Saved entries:
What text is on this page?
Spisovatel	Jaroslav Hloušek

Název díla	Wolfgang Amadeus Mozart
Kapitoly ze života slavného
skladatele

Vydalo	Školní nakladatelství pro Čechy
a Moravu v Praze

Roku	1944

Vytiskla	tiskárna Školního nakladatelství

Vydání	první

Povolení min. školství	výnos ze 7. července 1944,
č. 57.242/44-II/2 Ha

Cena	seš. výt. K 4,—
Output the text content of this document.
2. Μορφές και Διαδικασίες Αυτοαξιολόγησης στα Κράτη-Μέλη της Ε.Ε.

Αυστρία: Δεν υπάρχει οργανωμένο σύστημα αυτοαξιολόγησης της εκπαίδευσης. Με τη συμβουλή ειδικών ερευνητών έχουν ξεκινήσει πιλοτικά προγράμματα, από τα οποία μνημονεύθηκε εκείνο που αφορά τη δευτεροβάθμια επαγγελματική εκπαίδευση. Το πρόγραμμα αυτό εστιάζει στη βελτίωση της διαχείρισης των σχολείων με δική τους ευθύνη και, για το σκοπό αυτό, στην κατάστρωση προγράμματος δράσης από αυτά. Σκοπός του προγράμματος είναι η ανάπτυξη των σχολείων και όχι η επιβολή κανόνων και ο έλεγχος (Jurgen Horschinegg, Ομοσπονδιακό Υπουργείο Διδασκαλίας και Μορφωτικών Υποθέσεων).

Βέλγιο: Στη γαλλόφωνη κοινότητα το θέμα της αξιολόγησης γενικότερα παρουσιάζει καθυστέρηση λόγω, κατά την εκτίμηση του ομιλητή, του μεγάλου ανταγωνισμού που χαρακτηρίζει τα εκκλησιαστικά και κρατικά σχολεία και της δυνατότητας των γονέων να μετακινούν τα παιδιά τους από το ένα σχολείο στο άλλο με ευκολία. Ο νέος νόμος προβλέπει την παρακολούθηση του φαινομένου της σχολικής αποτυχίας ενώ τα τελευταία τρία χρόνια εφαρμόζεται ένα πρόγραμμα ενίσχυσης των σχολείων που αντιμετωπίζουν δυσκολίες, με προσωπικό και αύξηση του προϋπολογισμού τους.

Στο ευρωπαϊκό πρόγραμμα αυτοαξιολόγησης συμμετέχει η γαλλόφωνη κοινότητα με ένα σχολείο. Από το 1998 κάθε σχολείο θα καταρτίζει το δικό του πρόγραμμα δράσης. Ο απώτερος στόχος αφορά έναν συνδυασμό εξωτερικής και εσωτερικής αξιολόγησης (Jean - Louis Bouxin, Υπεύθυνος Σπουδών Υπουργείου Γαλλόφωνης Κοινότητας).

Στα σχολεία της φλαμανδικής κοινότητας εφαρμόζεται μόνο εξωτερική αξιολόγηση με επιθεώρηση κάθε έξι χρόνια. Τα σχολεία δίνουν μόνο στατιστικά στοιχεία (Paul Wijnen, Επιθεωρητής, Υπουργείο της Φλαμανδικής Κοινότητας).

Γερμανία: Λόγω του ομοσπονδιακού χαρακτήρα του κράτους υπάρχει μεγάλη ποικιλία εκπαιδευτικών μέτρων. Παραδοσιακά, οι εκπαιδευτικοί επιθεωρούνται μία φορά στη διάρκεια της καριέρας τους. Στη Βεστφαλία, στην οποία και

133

Your objective: Each record must be repeated exactly as it is.

Solution to this exercise:
What text is on this page?
Spisovatel	Jaroslav Hloušek

Název díla	Wolfgang Amadeus Mozart
Kapitoly ze života slavného
skladatele

Vydalo	Školní nakladatelství pro Čechy
a Moravu v Praze

Roku	1944

Vytiskla	tiskárna Školního nakladatelství

Vydání	první

Povolení min. školství	výnos ze 7. července 1944,
č. 57.242/44-II/2 Ha

Cena	seš. výt. K 4,—
Output the text content of this document.
2. Μορφές και Διαδικασίες Αυτοαξιολόγησης στα Κράτη-Μέλη της Ε.Ε.

Αυστρία: Δεν υπάρχει οργανωμένο σύστημα αυτοαξιολόγησης της εκπαίδευσης. Με τη συμβουλή ειδικών ερευνητών έχουν ξεκινήσει πιλοτικά προγράμματα, από τα οποία μνημονεύθηκε εκείνο που αφορά τη δευτεροβάθμια επαγγελματική εκπαίδευση. Το πρόγραμμα αυτό εστιάζει στη βελτίωση της διαχείρισης των σχολείων με δική τους ευθύνη και, για το σκοπό αυτό, στην κατάστρωση προγράμματος δράσης από αυτά. Σκοπός του προγράμματος είναι η ανάπτυξη των σχολείων και όχι η επιβολή κανόνων και ο έλεγχος (Jurgen Horschinegg, Ομοσπονδιακό Υπουργείο Διδασκαλίας και Μορφωτικών Υποθέσεων).

Βέλγιο: Στη γαλλόφωνη κοινότητα το θέμα της αξιολόγησης γενικότερα παρουσιάζει καθυστέρηση λόγω, κατά την εκτίμηση του ομιλητή, του μεγάλου ανταγωνισμού που χαρακτηρίζει τα εκκλησιαστικά και κρατικά σχολεία και της δυνατότητας των γονέων να μετακινούν τα παιδιά τους από το ένα σχολείο στο άλλο με ευκολία. Ο νέος νόμος προβλέπει την παρακολούθηση του φαινομένου της σχολικής αποτυχίας ενώ τα τελευταία τρία χρόνια εφαρμόζεται ένα πρόγραμμα ενίσχυσης των σχολείων που αντιμετωπίζουν δυσκολίες, με προσωπικό και αύξηση του προϋπολογισμού τους.

Στο ευρωπαϊκό πρόγραμμα αυτοαξιολόγησης συμμετέχει η γαλλόφωνη κοινότητα με ένα σχολείο. Από το 1998 κάθε σχολείο θα καταρτίζει το δικό του πρόγραμμα δράσης. Ο απώτερος στόχος αφορά έναν συνδυασμό εξωτερικής και εσωτερικής αξιολόγησης (Jean - Louis Bouxin, Υπεύθυνος Σπουδών Υπουργείου Γαλλόφωνης Κοινότητας).

Στα σχολεία της φλαμανδικής κοινότητας εφαρμόζεται μόνο εξωτερική αξιολόγηση με επιθεώρηση κάθε έξι χρόνια. Τα σχολεία δίνουν μόνο στατιστικά στοιχεία (Paul Wijnen, Επιθεωρητής, Υπουργείο της Φλαμανδικής Κοινότητας).

Γερμανία: Λόγω του ομοσπονδιακού χαρακτήρα του κράτους υπάρχει μεγάλη ποικιλία εκπαιδευτικών μέτρων. Παραδοσιακά, οι εκπαιδευτικοί επιθεωρούνται μία φορά στη διάρκεια της καριέρας τους. Στη Βεστφαλία, στην οποία και

133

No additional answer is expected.